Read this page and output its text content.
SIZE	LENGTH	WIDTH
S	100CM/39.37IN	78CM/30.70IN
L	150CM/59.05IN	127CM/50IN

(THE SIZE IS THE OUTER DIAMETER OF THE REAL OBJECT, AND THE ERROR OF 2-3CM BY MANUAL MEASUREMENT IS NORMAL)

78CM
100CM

### Directions for this task
Ascertain the number of lines in the entries that include the word "SIZE", and report only that number.

### Full answer
2